YOUR OBJECTIVE :: Each entry must be given again exactly; images do not belong in the copy.

RECORDS TO USE ::
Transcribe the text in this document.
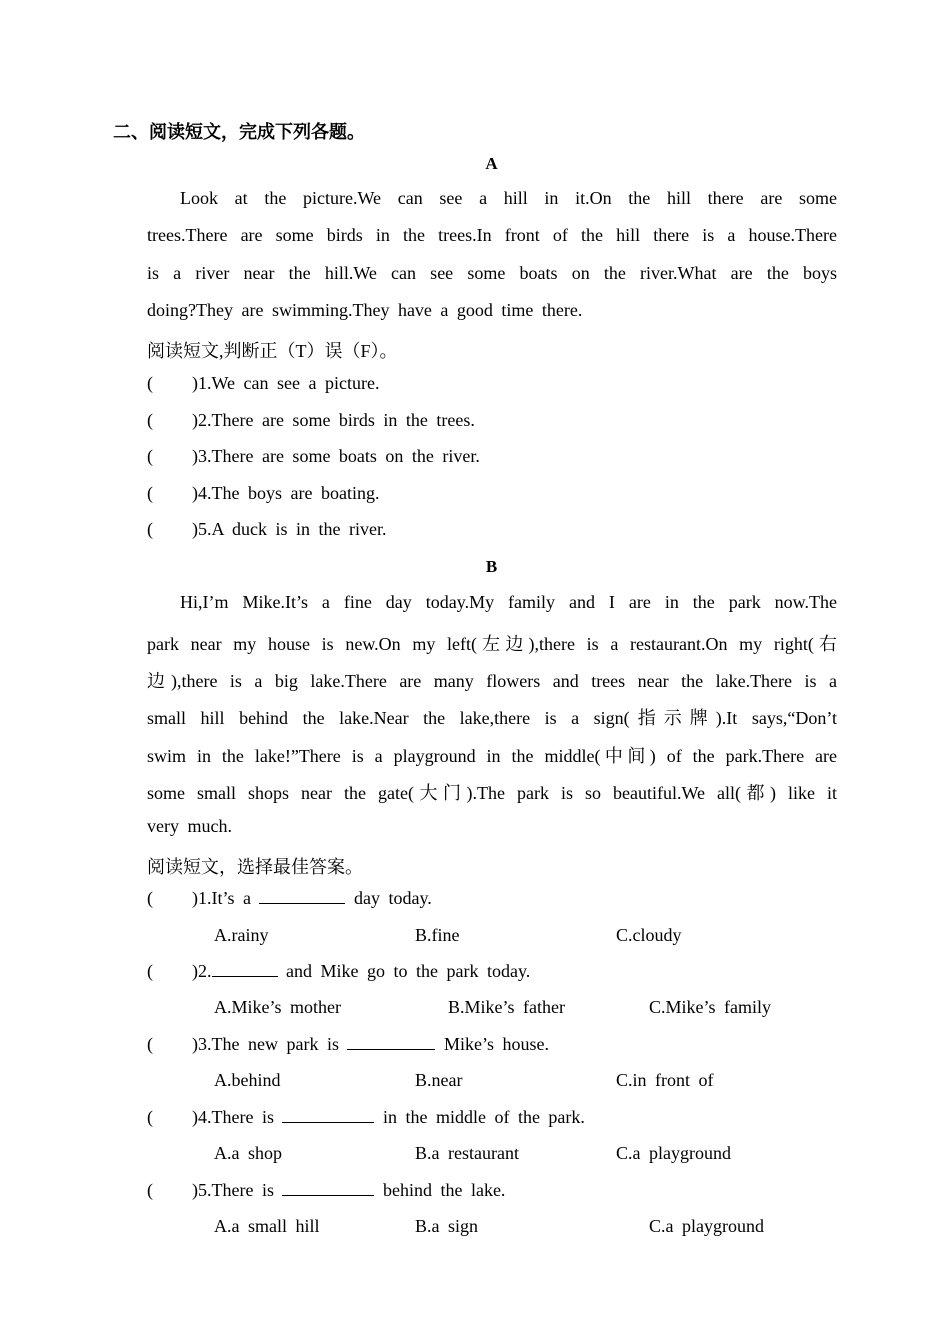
二、阅读短文，完成下列各题。
A
Look at the picture.We can see a hill in it.On the hill there are some
trees.There are some birds in the trees.In front of the hill there is a house.There
is a river near the hill.We can see some boats on the river.What are the boys
doing?They are swimming.They have a good time there.
阅读短文,判断正（T）误（F）。
( )1.We can see a picture.
( )2.There are some birds in the trees.
( )3.There are some boats on the river.
( )4.The boys are boating.
( )5.A duck is in the river.
B
Hi,I’m Mike.It’s a fine day today.My family and I are in the park now.The
park near my house is new.On my left(左边),there is a restaurant.On my right(右
边),there is a big lake.There are many flowers and trees near the lake.There is a
small hill behind the lake.Near the lake,there is a sign(指示牌).It says,“Don’t
swim in the lake!”There is a playground in the middle(中间) of the park.There are
some small shops near the gate(大门).The park is so beautiful.We all(都) like it
very much.
阅读短文，选择最佳答案。
( )1.It’s a	day today.
A.rainy	B.fine	C.cloudy
( )2.	and Mike go to the park today.
A.Mike’s mother	B.Mike’s father	C.Mike’s family
( )3.The new park is	Mike’s house.
A.behind	B.near	C.in front of
( )4.There is	in the middle of the park.
A.a shop	B.a restaurant	C.a playground
( )5.There is	behind the lake.
A.a small hill	B.a sign	C.a playground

IN RESPONSE ::
Transcribe the text in this document.
二、阅读短文，完成下列各题。
A
Look at the picture.We can see a hill in it.On the hill there are some
trees.There are some birds in the trees.In front of the hill there is a house.There
is a river near the hill.We can see some boats on the river.What are the boys
doing?They are swimming.They have a good time there.
阅读短文,判断正（T）误（F）。
( )1.We can see a picture.
( )2.There are some birds in the trees.
( )3.There are some boats on the river.
( )4.The boys are boating.
( )5.A duck is in the river.
B
Hi,I’m Mike.It’s a fine day today.My family and I are in the park now.The
park near my house is new.On my left(左边),there is a restaurant.On my right(右
边),there is a big lake.There are many flowers and trees near the lake.There is a
small hill behind the lake.Near the lake,there is a sign(指示牌).It says,“Don’t
swim in the lake!”There is a playground in the middle(中间) of the park.There are
some small shops near the gate(大门).The park is so beautiful.We all(都) like it
very much.
阅读短文，选择最佳答案。
( )1.It’s a	day today.
A.rainy	B.fine	C.cloudy
( )2.	and Mike go to the park today.
A.Mike’s mother	B.Mike’s father	C.Mike’s family
( )3.The new park is	Mike’s house.
A.behind	B.near	C.in front of
( )4.There is	in the middle of the park.
A.a shop	B.a restaurant	C.a playground
( )5.There is	behind the lake.
A.a small hill	B.a sign	C.a playground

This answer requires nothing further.